— START OF EXTRACTED RECORDS —
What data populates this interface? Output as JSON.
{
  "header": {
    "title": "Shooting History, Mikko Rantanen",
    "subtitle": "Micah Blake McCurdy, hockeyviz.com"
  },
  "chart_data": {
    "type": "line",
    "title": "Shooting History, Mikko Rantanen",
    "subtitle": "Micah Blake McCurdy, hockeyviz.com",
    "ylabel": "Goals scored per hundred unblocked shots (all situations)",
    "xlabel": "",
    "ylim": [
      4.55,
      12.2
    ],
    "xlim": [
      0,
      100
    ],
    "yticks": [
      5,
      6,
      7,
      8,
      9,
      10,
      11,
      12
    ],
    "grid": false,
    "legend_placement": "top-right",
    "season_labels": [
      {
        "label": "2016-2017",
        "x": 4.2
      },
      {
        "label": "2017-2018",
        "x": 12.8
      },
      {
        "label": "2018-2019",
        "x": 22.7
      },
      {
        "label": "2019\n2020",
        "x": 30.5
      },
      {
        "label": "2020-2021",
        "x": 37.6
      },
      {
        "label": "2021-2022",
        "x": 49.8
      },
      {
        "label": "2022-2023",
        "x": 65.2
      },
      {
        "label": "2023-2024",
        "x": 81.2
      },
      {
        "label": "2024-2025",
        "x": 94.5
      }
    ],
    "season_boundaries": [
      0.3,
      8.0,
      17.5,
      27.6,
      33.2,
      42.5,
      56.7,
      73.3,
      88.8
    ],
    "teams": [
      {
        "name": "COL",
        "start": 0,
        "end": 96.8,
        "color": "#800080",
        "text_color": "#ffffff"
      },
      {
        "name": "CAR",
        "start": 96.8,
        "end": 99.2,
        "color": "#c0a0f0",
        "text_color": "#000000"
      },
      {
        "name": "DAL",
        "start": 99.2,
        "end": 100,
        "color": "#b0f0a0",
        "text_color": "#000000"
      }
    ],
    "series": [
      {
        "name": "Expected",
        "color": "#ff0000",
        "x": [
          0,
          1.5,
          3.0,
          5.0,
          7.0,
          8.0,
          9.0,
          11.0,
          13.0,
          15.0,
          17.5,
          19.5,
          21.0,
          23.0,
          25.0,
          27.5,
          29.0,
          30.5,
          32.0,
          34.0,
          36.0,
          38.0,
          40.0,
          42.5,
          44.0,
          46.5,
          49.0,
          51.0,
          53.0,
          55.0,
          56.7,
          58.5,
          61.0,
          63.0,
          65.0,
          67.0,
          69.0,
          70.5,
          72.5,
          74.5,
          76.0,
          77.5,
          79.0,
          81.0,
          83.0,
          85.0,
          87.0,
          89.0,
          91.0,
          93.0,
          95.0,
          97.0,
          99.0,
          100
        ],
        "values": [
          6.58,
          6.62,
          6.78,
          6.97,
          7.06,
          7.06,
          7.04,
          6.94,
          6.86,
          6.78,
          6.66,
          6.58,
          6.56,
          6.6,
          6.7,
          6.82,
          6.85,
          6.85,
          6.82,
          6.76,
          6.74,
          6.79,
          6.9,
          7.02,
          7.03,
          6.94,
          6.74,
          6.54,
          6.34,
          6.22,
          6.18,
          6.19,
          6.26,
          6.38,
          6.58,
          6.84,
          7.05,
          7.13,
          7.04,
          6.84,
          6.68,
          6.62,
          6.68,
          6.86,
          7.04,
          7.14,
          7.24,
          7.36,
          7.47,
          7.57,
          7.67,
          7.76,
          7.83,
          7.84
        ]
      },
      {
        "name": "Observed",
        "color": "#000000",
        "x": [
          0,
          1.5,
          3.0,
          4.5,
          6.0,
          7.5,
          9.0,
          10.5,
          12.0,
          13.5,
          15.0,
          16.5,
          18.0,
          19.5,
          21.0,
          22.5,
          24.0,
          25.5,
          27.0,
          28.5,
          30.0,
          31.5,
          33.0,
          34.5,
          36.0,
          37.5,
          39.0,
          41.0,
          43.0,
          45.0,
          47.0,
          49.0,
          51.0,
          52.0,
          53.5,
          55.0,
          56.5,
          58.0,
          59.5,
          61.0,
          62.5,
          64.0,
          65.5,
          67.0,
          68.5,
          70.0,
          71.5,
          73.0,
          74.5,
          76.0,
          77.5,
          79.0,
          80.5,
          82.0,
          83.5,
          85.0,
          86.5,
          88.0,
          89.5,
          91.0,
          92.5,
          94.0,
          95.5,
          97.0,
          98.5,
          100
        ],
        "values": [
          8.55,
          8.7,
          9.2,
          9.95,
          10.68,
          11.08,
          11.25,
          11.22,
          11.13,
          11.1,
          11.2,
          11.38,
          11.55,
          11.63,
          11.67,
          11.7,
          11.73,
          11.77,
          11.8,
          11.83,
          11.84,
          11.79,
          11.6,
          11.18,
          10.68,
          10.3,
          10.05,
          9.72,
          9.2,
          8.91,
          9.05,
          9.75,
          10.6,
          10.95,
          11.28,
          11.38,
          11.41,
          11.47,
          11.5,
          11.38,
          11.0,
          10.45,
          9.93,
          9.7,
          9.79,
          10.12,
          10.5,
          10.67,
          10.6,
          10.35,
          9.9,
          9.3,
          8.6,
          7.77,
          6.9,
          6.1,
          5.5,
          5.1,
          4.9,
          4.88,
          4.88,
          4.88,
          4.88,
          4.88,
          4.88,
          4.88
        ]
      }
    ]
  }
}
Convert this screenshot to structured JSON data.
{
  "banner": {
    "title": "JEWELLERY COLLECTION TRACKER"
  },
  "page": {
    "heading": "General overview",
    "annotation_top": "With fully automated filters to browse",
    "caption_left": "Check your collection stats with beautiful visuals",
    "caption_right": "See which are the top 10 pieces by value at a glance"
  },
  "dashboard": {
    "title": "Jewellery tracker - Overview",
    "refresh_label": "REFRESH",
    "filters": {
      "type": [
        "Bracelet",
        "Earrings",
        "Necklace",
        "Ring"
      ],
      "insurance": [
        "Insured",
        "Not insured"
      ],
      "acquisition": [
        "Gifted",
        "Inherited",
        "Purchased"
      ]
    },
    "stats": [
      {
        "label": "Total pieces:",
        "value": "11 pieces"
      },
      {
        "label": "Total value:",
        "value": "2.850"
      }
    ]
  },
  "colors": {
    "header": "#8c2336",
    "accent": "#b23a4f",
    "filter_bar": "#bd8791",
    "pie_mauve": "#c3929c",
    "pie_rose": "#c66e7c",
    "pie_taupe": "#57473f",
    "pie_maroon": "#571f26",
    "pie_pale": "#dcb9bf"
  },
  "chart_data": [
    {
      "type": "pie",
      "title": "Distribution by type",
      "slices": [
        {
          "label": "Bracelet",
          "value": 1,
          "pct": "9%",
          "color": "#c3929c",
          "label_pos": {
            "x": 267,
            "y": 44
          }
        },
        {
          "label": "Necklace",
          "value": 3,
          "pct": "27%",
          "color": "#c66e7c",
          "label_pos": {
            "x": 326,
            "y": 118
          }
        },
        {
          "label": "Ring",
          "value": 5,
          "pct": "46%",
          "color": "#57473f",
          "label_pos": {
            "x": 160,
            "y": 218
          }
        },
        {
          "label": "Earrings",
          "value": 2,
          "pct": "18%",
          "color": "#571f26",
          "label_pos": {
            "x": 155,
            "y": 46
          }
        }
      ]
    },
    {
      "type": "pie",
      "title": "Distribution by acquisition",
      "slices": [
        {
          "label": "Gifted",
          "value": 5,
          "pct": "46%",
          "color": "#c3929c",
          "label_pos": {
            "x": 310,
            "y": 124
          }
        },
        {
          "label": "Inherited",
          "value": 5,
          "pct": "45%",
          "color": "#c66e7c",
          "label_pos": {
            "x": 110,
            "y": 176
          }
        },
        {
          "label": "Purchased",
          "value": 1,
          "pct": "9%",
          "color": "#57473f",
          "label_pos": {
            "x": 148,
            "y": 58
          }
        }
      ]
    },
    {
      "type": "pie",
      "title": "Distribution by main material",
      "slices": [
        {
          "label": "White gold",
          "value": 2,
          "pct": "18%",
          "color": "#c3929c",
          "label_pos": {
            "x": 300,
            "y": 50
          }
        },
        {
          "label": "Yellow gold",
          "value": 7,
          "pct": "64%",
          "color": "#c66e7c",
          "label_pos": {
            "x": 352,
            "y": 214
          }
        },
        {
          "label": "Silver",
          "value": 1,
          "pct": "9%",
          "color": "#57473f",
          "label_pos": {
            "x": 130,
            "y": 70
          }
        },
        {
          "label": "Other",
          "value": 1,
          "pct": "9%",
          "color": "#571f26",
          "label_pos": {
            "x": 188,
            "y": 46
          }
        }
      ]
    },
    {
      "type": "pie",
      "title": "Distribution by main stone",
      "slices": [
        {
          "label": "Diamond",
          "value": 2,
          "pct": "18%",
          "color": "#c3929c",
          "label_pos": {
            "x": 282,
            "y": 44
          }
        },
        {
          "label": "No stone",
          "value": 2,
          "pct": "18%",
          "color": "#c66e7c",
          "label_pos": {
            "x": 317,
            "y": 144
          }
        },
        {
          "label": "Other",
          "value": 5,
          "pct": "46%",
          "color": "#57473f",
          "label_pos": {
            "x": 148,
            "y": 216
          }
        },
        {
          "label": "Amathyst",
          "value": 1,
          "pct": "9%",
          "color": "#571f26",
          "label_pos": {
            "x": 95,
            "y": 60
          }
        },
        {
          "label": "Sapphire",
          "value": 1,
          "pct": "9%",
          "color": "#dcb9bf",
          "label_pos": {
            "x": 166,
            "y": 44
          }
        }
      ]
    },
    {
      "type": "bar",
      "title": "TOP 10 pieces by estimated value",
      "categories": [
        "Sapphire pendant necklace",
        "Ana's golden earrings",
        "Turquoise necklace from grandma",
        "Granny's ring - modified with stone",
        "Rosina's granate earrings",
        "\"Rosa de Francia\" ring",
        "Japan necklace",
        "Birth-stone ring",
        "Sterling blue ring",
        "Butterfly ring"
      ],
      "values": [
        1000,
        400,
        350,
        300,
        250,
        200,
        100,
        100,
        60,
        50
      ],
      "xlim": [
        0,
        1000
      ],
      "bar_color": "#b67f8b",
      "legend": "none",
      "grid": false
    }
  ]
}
— END OF EXTRACTED RECORDS —
GIVEN PROBLEM: Whichever lines contain the string "Blake", select and copy them.

SOLUTION TO THE EXERCISE:
    "subtitle": "Micah Blake McCurdy, hockeyviz.com"
    "subtitle": "Micah Blake McCurdy, hockeyviz.com",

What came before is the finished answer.